**Task to complete**
Give every line back verbatim, dropping all images.

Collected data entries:

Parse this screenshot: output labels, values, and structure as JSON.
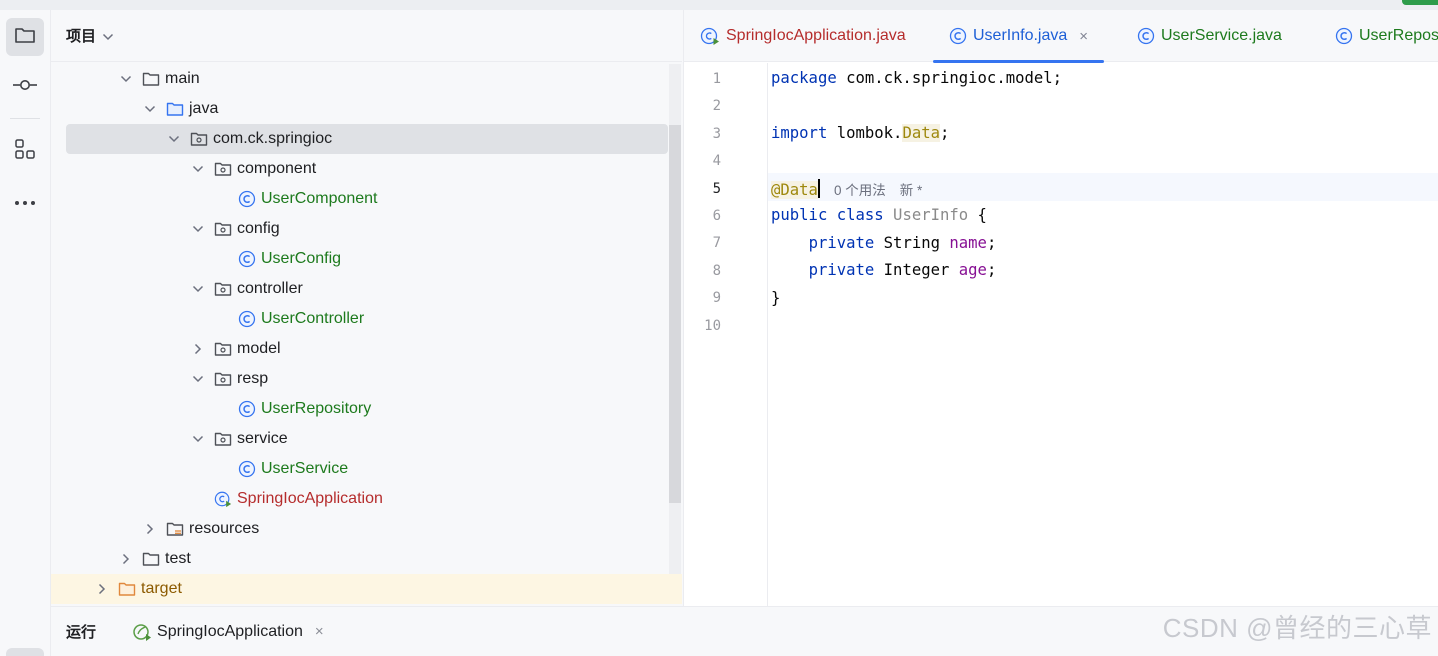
{
  "project_panel": {
    "title": "项目",
    "tree": [
      {
        "label": "main",
        "kind": "folder"
      },
      {
        "label": "java",
        "kind": "source-folder"
      },
      {
        "label": "com.ck.springioc",
        "kind": "package",
        "selected": true
      },
      {
        "label": "component",
        "kind": "package"
      },
      {
        "label": "UserComponent",
        "kind": "class"
      },
      {
        "label": "config",
        "kind": "package"
      },
      {
        "label": "UserConfig",
        "kind": "class"
      },
      {
        "label": "controller",
        "kind": "package"
      },
      {
        "label": "UserController",
        "kind": "class"
      },
      {
        "label": "model",
        "kind": "package",
        "collapsed": true
      },
      {
        "label": "resp",
        "kind": "package"
      },
      {
        "label": "UserRepository",
        "kind": "class"
      },
      {
        "label": "service",
        "kind": "package"
      },
      {
        "label": "UserService",
        "kind": "class"
      },
      {
        "label": "SpringIocApplication",
        "kind": "spring-app"
      },
      {
        "label": "resources",
        "kind": "resources-folder",
        "collapsed": true
      },
      {
        "label": "test",
        "kind": "folder",
        "collapsed": true
      },
      {
        "label": "target",
        "kind": "excluded-folder",
        "collapsed": true,
        "highlight": true
      }
    ]
  },
  "editor": {
    "tabs": [
      {
        "label": "SpringIocApplication.java",
        "kind": "spring-app"
      },
      {
        "label": "UserInfo.java",
        "kind": "class",
        "active": true
      },
      {
        "label": "UserService.java",
        "kind": "class"
      },
      {
        "label": "UserRepos",
        "kind": "class"
      }
    ],
    "close_glyph": "×",
    "line_numbers": [
      "1",
      "2",
      "3",
      "4",
      "5",
      "6",
      "7",
      "8",
      "9",
      "10"
    ],
    "current_line": "5",
    "code": {
      "l1_kw": "package",
      "l1_rest": " com.ck.springioc.model;",
      "l3_kw": "import",
      "l3_pre": " lombok.",
      "l3_ann": "Data",
      "l3_end": ";",
      "l5_ann": "@Data",
      "l5_hint_usages": "0 个用法",
      "l5_hint_new": "新 *",
      "l6_kw": "public class",
      "l6_name": " UserInfo",
      "l6_end": " {",
      "l7_indent": "    ",
      "l7_kw": "private",
      "l7_type": " String ",
      "l7_field": "name",
      "l7_end": ";",
      "l8_indent": "    ",
      "l8_kw": "private",
      "l8_type": " Integer ",
      "l8_field": "age",
      "l8_end": ";",
      "l9": "}"
    }
  },
  "bottom_bar": {
    "run_label": "运行",
    "run_tab": "SpringIocApplication",
    "close_glyph": "×"
  },
  "watermark": "CSDN @曾经的三心草",
  "colors": {
    "keyword": "#0033b3",
    "annotation": "#9e880d",
    "field": "#871094",
    "class_label": "#1d7a1d",
    "app_label": "#b52c2c",
    "active_tab_underline": "#3574f0"
  },
  "icons": [
    "folder-icon",
    "commit-icon",
    "structure-icon",
    "more-icon",
    "chevron-down-icon",
    "chevron-right-icon",
    "package-icon",
    "class-icon",
    "spring-app-icon",
    "resources-folder-icon",
    "close-icon"
  ]
}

**Output for this exercise**
Parse this screenshot: output labels, values, and structure as JSON.
{
  "project_panel": {
    "title": "项目",
    "tree": [
      {
        "label": "main",
        "kind": "folder"
      },
      {
        "label": "java",
        "kind": "source-folder"
      },
      {
        "label": "com.ck.springioc",
        "kind": "package",
        "selected": true
      },
      {
        "label": "component",
        "kind": "package"
      },
      {
        "label": "UserComponent",
        "kind": "class"
      },
      {
        "label": "config",
        "kind": "package"
      },
      {
        "label": "UserConfig",
        "kind": "class"
      },
      {
        "label": "controller",
        "kind": "package"
      },
      {
        "label": "UserController",
        "kind": "class"
      },
      {
        "label": "model",
        "kind": "package",
        "collapsed": true
      },
      {
        "label": "resp",
        "kind": "package"
      },
      {
        "label": "UserRepository",
        "kind": "class"
      },
      {
        "label": "service",
        "kind": "package"
      },
      {
        "label": "UserService",
        "kind": "class"
      },
      {
        "label": "SpringIocApplication",
        "kind": "spring-app"
      },
      {
        "label": "resources",
        "kind": "resources-folder",
        "collapsed": true
      },
      {
        "label": "test",
        "kind": "folder",
        "collapsed": true
      },
      {
        "label": "target",
        "kind": "excluded-folder",
        "collapsed": true,
        "highlight": true
      }
    ]
  },
  "editor": {
    "tabs": [
      {
        "label": "SpringIocApplication.java",
        "kind": "spring-app"
      },
      {
        "label": "UserInfo.java",
        "kind": "class",
        "active": true
      },
      {
        "label": "UserService.java",
        "kind": "class"
      },
      {
        "label": "UserRepos",
        "kind": "class"
      }
    ],
    "close_glyph": "×",
    "line_numbers": [
      "1",
      "2",
      "3",
      "4",
      "5",
      "6",
      "7",
      "8",
      "9",
      "10"
    ],
    "current_line": "5",
    "code": {
      "l1_kw": "package",
      "l1_rest": " com.ck.springioc.model;",
      "l3_kw": "import",
      "l3_pre": " lombok.",
      "l3_ann": "Data",
      "l3_end": ";",
      "l5_ann": "@Data",
      "l5_hint_usages": "0 个用法",
      "l5_hint_new": "新 *",
      "l6_kw": "public class",
      "l6_name": " UserInfo",
      "l6_end": " {",
      "l7_indent": "    ",
      "l7_kw": "private",
      "l7_type": " String ",
      "l7_field": "name",
      "l7_end": ";",
      "l8_indent": "    ",
      "l8_kw": "private",
      "l8_type": " Integer ",
      "l8_field": "age",
      "l8_end": ";",
      "l9": "}"
    }
  },
  "bottom_bar": {
    "run_label": "运行",
    "run_tab": "SpringIocApplication",
    "close_glyph": "×"
  },
  "watermark": "CSDN @曾经的三心草",
  "colors": {
    "keyword": "#0033b3",
    "annotation": "#9e880d",
    "field": "#871094",
    "class_label": "#1d7a1d",
    "app_label": "#b52c2c",
    "active_tab_underline": "#3574f0"
  },
  "icons": [
    "folder-icon",
    "commit-icon",
    "structure-icon",
    "more-icon",
    "chevron-down-icon",
    "chevron-right-icon",
    "package-icon",
    "class-icon",
    "spring-app-icon",
    "resources-folder-icon",
    "close-icon"
  ]
}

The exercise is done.